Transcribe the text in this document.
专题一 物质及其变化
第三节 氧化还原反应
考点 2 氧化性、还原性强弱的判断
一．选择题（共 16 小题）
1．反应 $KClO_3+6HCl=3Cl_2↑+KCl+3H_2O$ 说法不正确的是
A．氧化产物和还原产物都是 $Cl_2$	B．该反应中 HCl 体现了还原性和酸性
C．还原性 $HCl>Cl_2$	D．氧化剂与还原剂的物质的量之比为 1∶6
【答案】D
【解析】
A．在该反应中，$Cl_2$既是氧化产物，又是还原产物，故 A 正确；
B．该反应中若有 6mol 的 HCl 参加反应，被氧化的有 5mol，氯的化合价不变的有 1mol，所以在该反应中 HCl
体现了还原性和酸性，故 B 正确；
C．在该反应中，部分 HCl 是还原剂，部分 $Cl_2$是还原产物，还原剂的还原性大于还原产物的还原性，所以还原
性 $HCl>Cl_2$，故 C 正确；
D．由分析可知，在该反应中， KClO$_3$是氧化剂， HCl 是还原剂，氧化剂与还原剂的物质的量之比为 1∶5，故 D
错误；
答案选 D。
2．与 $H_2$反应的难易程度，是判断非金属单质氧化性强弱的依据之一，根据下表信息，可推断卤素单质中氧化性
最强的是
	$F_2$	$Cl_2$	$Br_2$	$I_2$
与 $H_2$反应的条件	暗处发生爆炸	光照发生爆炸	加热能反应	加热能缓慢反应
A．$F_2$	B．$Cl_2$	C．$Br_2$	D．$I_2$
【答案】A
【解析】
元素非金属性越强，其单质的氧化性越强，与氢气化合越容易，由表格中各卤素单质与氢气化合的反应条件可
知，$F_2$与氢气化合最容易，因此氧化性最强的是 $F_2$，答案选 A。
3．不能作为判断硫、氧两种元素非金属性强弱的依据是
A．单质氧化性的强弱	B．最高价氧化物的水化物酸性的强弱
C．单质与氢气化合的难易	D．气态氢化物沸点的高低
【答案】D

================================

In the records above, find each line that holds the word "是还原剂"; copy all such lines.

* _Exercise result_:
C．在该反应中，部分 HCl 是还原剂，部分 $Cl_2$是还原产物，还原剂的还原性大于还原产物的还原性，所以还原
D．由分析可知，在该反应中， KClO$_3$是氧化剂， HCl 是还原剂，氧化剂与还原剂的物质的量之比为 1∶5，故 D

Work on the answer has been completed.